● **Passage to read**:

------------------------------------

1. Maintenance of the Junknet cable system.
2. Making cable connections for end users.
3. Helping end users with the set up of the connection at the PC.
4. Securing rights (mostly informal, driven by local influence) of taking the cable in the vicinity.
5. Provisioning and upkeep of the Ethernet switches mounted atop the utility poles in the area.
6. Securing UPS based power for the switches where possible by offering discounted or free DCN service to participating teens in the area.
7. Fee collection from the end users and depositing to the aggregator. Bills or pre-paid balances are managed and are generated by another entity.

6. Junknets terminate at router points that are placed in the locality by another player within the DCN eco-system. Let us call them aggregators. To save costs and to remain at the lowest price points, the aggregator uses small Linux based PCs with up to 6 Ethernet interfaces running Zebra for routing. Aggregators are intelligent in that they have elements that do routing and silence the broadcast storms that are possible (and often quite common) in the individual Junknets they power.

------------------------------------

● **Data extract**:

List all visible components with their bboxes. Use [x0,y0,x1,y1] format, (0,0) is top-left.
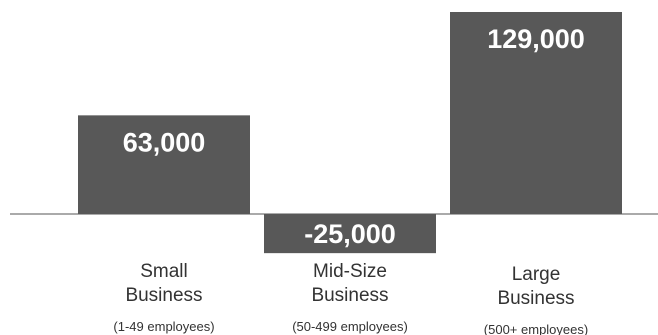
category-label-1-line-1: Business [311,285,388,306]
bar-1 [264,214,436,254]
category-label-2-line-0: Large [512,264,561,285]
category-sublabel-1: (50-499 employees) [292,319,408,334]
bar-value-label-1: -25,000 [304,219,396,249]
category-labels-group: Small Business (1-49 employees) Mid-Size Bus… [113,261,588,335]
category-label-1-line-0: Mid-Size [313,261,387,282]
bar-0 [78,115,250,214]
bar-value-label-0: 63,000 [123,127,206,157]
category-label-0-line-0: Small [140,261,188,282]
bar-value-label-2: 129,000 [487,24,585,54]
bar-2 [450,12,622,214]
category-sublabel-2: (500+ employees) [484,322,588,335]
category-sublabel-0: (1-49 employees) [113,319,214,334]
bars-group: 63,000 -25,000 129,000 [78,12,622,254]
category-label-2-line-1: Business [497,288,574,309]
category-label-0-line-1: Business [125,285,202,306]
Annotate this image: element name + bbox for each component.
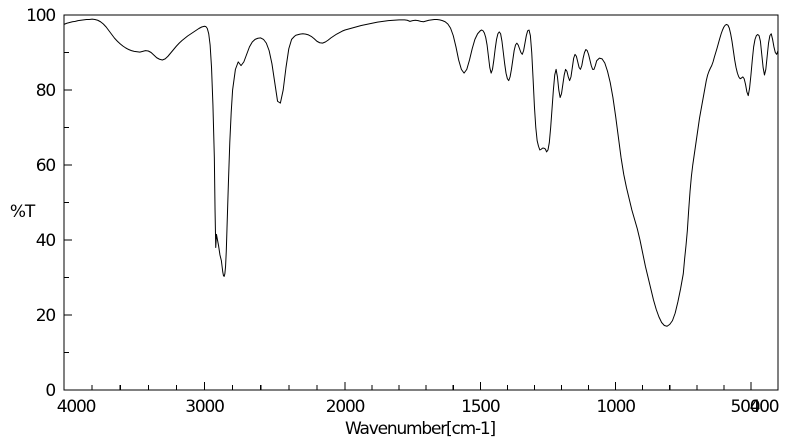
axis-ticks <box>64 51 752 390</box>
spectrum-trace <box>63 18 779 327</box>
x-axis-title: Wavenumber[cm-1] <box>345 419 495 439</box>
y-tick-label-100: 100 <box>26 6 55 26</box>
y-axis-title: %T <box>10 202 36 222</box>
y-tick-label-0: 0 <box>45 381 55 401</box>
y-tick-label-80: 80 <box>36 81 56 101</box>
trace-line-0 <box>63 18 779 327</box>
plot-border <box>63 14 779 391</box>
y-tick-label-40: 40 <box>36 231 56 251</box>
x-tick-label-1000: 1000 <box>596 397 635 417</box>
x-tick-label-3000: 3000 <box>185 397 224 417</box>
y-tick-label-60: 60 <box>36 156 56 176</box>
x-tick-label-4000: 4000 <box>57 397 96 417</box>
y-tick-label-20: 20 <box>36 306 56 326</box>
x-tick-label-1500: 1500 <box>461 397 500 417</box>
x-tick-label-2000: 2000 <box>326 397 365 417</box>
plot-frame <box>63 14 779 391</box>
x-tick-label-500: 500 <box>731 397 760 417</box>
x-tick-label-400: 400 <box>750 397 779 417</box>
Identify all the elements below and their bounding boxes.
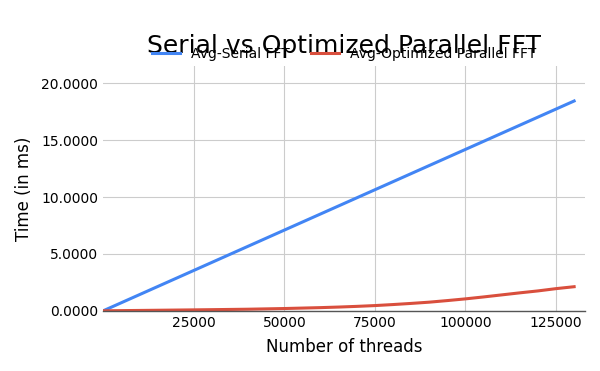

------------------------------------

● **Required tasks**:
- a) Return the part of the passage on Junknet cable networks that opens with the words containing "3. Helping end" and closes with "in the vicinity.".
- b) Extend the passage on Junknet cable networks, starting right after its final sentence.
The records come from a source separate from the passage on Junknet cable networks.

● **Task-by-task answers**:
- a)
3. Helping end users with the set up of the connection at the PC.
4. Securing rights (mostly informal, driven by local influence) of taking the cable in the vicinity.

- b)
7. Aggregator networks make extensive use of optical fiber, once again, running on utility poles. Again, to keep costs down, these operators do not use optical Ethernet switches as one would expect but employ low cost media converters to connect the router PCs together over great distances - generally 5 to 15 km.

8. These router PCs are aggregated on proper Cisco Ethernet switches (for the first time in the ecosystem).

9. Typical DCNs operate over 1 Gig of network capacity between the switches with recent news of the trunks being upgraded to 10 G on experimental basis. The DCNs in Pakistan run on a rich diet of fiber which gives them the ability to support hundreds of end points in densely populated areas.

10. A network wide DHCP hands out one set of IP addresses to any device that connects to this huge network of 10 to 15 thousand end points. However, these IPs are not routed and are of no direct use to the average end customer.

11. A home grown VPN client than connects a VPN concentrator at the DCN HQ to get a functional IP address which is either a real globally routed IP address or an IP address that is recognized by one of the many proxy servers in the DCN HQ and lets the user access the Internet.

12. Non-paying customers are denied access to the VPN box until the payment is received traversing the chain mentioned above (Junknet - Aggregator - HQ).

13. It is common for the end uses to download pirated movies and software from the file servers managed by the DCN HQs. Users expect these downloads to take place at around 4 to 5 MB per second and when this goes down below 2 MB per second, the users actually complain against the service to their operator.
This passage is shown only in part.